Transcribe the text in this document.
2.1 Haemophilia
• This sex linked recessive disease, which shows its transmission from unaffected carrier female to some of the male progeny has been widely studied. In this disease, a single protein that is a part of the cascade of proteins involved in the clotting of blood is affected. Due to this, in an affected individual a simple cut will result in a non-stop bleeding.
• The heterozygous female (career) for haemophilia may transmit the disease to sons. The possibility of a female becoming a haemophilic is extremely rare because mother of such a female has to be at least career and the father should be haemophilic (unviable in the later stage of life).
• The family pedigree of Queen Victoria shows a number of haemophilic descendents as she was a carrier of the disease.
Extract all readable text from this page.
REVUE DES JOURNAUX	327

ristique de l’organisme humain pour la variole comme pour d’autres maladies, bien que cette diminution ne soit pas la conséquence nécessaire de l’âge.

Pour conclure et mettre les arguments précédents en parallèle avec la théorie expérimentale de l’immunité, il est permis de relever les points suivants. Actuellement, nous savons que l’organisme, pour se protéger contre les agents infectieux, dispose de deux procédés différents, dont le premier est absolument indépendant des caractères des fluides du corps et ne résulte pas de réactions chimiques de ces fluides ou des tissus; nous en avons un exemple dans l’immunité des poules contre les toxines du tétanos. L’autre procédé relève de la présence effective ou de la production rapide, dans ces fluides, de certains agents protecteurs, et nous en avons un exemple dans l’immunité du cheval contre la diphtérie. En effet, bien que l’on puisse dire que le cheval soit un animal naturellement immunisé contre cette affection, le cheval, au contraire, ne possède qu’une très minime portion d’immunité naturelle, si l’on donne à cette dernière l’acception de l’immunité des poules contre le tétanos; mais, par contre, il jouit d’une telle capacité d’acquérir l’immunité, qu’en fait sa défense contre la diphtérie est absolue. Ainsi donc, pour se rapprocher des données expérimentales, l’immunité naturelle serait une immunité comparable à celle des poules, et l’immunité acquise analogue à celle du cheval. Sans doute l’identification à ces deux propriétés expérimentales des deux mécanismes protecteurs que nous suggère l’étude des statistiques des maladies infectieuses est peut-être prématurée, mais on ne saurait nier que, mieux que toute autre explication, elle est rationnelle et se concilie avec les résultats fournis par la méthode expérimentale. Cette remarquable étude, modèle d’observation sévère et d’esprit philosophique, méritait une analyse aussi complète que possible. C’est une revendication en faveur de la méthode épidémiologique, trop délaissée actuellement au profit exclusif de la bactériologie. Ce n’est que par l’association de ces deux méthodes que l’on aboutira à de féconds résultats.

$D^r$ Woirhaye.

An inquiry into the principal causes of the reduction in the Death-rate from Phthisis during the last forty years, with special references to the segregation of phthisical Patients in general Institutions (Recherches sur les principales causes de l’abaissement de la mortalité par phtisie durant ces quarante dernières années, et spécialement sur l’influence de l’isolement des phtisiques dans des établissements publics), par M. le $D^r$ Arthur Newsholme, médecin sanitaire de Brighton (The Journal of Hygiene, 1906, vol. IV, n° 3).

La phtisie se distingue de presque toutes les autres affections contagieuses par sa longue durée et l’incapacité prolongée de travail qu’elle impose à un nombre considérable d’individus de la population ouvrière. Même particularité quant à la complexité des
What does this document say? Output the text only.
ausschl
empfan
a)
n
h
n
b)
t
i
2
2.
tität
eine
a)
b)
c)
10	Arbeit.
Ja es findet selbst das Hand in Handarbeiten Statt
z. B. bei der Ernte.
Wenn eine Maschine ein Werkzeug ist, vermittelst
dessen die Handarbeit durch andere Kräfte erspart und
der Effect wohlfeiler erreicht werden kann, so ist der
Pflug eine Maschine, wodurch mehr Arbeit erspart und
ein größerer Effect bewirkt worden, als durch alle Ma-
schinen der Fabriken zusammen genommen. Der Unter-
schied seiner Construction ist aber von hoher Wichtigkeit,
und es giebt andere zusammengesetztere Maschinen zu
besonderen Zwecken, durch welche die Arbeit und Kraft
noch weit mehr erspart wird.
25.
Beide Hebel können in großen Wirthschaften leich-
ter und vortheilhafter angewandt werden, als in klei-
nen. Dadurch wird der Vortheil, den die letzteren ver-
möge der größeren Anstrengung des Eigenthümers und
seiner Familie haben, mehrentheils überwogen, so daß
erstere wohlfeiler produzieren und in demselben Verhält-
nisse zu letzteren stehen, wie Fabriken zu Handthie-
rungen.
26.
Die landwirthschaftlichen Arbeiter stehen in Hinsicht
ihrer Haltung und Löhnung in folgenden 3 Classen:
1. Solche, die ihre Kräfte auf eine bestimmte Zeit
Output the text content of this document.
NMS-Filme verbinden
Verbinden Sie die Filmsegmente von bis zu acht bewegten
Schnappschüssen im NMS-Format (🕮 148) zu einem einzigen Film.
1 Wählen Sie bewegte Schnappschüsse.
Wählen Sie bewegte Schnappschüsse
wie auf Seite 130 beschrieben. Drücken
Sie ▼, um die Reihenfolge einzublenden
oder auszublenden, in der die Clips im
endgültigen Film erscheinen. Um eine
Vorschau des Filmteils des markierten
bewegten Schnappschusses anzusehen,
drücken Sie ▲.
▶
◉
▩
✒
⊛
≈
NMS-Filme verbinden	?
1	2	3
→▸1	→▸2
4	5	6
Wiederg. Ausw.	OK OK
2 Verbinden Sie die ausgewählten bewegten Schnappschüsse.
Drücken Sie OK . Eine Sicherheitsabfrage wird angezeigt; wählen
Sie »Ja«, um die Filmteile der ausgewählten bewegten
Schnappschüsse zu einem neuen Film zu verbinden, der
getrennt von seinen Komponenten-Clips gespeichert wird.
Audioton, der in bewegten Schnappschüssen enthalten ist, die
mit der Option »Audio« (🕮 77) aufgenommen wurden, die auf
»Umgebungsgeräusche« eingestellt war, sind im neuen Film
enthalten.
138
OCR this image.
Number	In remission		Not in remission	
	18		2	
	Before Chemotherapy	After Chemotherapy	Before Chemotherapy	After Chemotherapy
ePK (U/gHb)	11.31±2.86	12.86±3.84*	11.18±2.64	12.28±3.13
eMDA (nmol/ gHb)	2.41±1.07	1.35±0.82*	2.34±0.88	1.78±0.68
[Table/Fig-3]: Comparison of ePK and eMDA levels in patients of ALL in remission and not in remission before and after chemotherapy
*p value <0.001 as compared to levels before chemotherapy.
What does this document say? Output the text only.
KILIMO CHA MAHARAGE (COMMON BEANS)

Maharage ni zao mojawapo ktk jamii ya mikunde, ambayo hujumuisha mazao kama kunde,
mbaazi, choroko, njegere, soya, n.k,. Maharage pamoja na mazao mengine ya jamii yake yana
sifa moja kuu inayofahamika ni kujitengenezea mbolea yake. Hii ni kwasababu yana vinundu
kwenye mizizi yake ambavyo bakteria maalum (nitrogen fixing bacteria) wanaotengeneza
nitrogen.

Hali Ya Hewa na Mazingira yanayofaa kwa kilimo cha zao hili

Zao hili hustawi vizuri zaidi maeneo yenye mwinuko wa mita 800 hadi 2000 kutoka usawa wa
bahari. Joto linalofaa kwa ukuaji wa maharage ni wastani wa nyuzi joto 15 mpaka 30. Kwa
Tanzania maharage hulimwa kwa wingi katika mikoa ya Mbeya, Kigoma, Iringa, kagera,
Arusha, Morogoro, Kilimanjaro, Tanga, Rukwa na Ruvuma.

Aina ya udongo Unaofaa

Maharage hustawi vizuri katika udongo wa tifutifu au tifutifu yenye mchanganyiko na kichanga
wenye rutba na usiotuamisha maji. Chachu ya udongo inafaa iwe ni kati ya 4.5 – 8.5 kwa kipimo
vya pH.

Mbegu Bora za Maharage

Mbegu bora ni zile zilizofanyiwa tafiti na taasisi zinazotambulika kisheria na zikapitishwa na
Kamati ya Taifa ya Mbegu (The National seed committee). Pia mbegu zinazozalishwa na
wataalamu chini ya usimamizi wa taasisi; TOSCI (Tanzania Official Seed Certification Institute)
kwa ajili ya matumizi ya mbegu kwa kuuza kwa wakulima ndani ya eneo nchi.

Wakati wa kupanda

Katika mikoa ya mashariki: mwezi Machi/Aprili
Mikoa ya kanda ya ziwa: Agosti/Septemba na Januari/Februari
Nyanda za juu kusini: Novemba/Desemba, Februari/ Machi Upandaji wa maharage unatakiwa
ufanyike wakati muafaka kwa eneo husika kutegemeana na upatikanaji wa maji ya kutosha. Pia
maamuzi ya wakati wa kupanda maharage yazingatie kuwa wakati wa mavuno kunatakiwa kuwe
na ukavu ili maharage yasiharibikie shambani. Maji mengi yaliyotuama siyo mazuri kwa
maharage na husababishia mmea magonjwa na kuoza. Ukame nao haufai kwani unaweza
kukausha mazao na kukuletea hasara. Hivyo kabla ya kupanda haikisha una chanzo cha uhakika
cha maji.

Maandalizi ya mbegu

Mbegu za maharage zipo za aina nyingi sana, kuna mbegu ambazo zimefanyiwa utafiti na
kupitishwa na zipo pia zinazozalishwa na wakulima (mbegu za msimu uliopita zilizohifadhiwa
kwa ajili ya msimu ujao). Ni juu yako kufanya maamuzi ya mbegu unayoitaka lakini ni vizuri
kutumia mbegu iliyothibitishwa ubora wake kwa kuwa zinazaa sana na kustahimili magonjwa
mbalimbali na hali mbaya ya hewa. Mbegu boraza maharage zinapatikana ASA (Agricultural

□ □ □ □ □ □ □

• **Exercise details**: Each line above that has the word "seiner" should be copied.

• **Written answer**:
schied seiner Construction ist aber von hoher Wichtigkeit,
seiner Familie haben, mehrentheils überwogen, so daß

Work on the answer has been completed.